TESTO ESTRATTO:
━━━━━━━━━━━━━━━━━━━━
IL PAPA, BARTOLOMEO E GEROLAMO A LESBO

“Destaci dal sonno dell'indifferenza, apri i nostri occhi alle loro sofferenze, e liberaci dall'insensibilità, frutto del benessere mondano”. Duemilacinquecento persone chiuse nel centro di Moria, rifugiati, richiedenti asilo. Molti i bambini, i ragazzi.
Papa Francesco entra nel campo con il Patriarca ecumenico Bartolomeo, con l'arcivescovo di Atene Ieronymos. I profughi non sono numeri, ma volti, persone, storia; uomini e donne con le loro sofferenze, con le ferite dovute a guerre, violenze, privazioni, umiliazione.
Un viaggio diverso dagli altri, dice il Papa ai giornalisti sull'aereo; viaggio segnato dalla tristezza. Andiamo a vedere tanta gente che soffre e non sa dove andare. È questo lo stato d'animo con il quale ha affrontato la visita Francesco.
Siamo tutti migranti, ricorda Francesco, che percorre lentamente gli spazi del centro, per stringere più mani possibile, per accarezzare volti segnati dalle rughe e dalla sofferenza, volti di bambini, di ragazzi.
Una donna piange in ginocchio e chiede al Papa di aiutarla. Un uomo con voce rotta dal pianto chiede una benedizione. Non sembra voler smettere di piangere, di chiedere. Poi è un bambino che gli consegna un disegno; ne arrivano altri. “Li porterò con me”, dice Francesco: “Lo terrò sulla mia scrivania”.
Stringe mani Francesco, gesti di tenerezza, di condivisione: “Siamo venuti per richiamare l'attenzione del mondo su questa grave crisi umanitaria e per implorarne la soluzione”.
E ancora: “Speriamo che il mondo si faccia attento a queste situazioni di bisogno tragico e veramente disperato, e risponda in modo degno della nostra comune umanità”.
L'arcivescovo di Atene Ieronymos denuncia “le politiche che hanno portato queste persone a trovarsi in questa situazione senza uscita”. E parla di “bancarotta dell'umanità e della solidarietà che l'Europa ha dimostrato in questi ultimi anni a queste persone e non soltanto a loro”.
━━━━━━━━━━━━━━━━━━━━
LE RIGHE:
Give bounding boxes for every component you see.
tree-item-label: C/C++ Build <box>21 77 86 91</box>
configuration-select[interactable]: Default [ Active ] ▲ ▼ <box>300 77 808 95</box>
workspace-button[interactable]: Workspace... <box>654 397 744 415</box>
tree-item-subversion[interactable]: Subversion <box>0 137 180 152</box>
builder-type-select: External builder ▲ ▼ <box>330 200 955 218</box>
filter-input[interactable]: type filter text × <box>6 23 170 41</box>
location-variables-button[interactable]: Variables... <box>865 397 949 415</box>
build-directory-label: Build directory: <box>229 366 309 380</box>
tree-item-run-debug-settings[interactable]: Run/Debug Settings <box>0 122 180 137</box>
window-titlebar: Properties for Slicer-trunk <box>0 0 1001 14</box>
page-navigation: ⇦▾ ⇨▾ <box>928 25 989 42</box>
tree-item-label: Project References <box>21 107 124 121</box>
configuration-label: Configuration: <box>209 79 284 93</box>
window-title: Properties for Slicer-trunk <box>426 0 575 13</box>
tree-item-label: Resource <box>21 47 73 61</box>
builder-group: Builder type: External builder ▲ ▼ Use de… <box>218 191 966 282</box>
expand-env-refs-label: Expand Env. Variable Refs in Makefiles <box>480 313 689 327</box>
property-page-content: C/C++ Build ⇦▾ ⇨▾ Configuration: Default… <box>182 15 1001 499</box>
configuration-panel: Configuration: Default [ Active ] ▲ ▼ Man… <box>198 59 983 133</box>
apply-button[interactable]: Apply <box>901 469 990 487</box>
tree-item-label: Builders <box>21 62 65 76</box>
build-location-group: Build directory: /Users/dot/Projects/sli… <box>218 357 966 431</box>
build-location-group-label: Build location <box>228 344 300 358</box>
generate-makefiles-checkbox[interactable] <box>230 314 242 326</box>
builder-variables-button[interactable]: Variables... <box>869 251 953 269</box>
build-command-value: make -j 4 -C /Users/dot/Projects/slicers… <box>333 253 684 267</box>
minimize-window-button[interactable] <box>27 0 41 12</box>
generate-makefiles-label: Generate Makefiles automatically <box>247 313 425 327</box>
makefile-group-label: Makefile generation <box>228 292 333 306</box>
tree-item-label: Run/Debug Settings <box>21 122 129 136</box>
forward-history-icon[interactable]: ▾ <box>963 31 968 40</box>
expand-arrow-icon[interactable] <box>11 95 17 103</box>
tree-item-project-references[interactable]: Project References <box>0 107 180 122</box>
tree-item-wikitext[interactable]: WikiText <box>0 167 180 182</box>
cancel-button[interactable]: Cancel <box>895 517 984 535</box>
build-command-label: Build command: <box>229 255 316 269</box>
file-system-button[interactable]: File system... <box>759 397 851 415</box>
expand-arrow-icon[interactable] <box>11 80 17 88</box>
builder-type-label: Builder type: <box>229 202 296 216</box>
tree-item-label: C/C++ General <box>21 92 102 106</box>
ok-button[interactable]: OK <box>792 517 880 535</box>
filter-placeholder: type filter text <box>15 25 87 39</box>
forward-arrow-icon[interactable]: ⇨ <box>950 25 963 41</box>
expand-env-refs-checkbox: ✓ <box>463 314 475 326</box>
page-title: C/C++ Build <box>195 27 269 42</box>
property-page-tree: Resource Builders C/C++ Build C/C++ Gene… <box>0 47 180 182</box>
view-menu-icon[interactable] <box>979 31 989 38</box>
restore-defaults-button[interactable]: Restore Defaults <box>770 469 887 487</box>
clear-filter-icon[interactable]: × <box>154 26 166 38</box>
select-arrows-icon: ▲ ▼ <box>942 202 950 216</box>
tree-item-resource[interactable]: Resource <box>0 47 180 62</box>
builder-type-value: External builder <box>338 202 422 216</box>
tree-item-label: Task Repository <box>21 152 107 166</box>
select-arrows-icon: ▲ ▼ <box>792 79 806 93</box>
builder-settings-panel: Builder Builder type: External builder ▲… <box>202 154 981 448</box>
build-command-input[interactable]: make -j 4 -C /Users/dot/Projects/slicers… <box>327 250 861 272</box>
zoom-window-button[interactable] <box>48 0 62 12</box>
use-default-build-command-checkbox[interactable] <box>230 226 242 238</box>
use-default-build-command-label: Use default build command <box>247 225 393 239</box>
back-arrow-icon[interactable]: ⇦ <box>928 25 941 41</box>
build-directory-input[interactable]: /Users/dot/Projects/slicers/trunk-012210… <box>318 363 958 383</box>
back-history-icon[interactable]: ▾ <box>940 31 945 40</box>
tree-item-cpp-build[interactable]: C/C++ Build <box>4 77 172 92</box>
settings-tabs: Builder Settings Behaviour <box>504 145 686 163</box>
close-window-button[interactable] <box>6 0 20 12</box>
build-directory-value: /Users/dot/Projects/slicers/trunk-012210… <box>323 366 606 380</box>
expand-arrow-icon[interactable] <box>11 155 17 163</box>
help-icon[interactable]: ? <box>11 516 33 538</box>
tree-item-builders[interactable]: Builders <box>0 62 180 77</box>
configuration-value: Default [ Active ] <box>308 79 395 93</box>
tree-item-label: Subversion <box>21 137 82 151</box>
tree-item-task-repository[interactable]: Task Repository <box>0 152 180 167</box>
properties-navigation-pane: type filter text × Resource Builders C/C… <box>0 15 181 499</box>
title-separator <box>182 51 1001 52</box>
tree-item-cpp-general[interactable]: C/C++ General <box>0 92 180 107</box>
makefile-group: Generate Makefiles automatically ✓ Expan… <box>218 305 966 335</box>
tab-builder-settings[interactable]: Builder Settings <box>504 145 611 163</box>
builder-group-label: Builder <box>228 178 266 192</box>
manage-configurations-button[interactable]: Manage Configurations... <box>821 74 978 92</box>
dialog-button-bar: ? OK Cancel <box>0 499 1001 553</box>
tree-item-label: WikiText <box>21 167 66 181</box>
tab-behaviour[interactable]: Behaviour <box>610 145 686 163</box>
━━━━━━━━━━━━━━━━━━━━
ESERCIZI DA SVOLGERE:
a. Rispondi a queste domande sul testo della visita del Papa a Lesbo:
(i) Quante persone sono chiuse nel centro di Moria?
(ii) Che cosa consegna un bambino al Papa?
(iii) Di quale città è arcivescovo Ieronymos?
b. Nelle righe, partendo dalla prima e arrivando a quella che contiene "filter-input[interactable]: type filter" inclusa, sostituisci "External builder" con "Internal builder". Riscrivi soltanto queste righe e lascia invariato tutto il resto.

RISULTATI IN ORDINE:
a.
(i) Duemilacinquecento.
(ii) Un disegno.
(iii) Atene.

b.
Give bounding boxes for every component you see.
tree-item-label: C/C++ Build <box>21 77 86 91</box>
configuration-select[interactable]: Default [ Active ] ▲ ▼ <box>300 77 808 95</box>
workspace-button[interactable]: Workspace... <box>654 397 744 415</box>
tree-item-subversion[interactable]: Subversion <box>0 137 180 152</box>
builder-type-select: Internal builder ▲ ▼ <box>330 200 955 218</box>
filter-input[interactable]: type filter text × <box>6 23 170 41</box>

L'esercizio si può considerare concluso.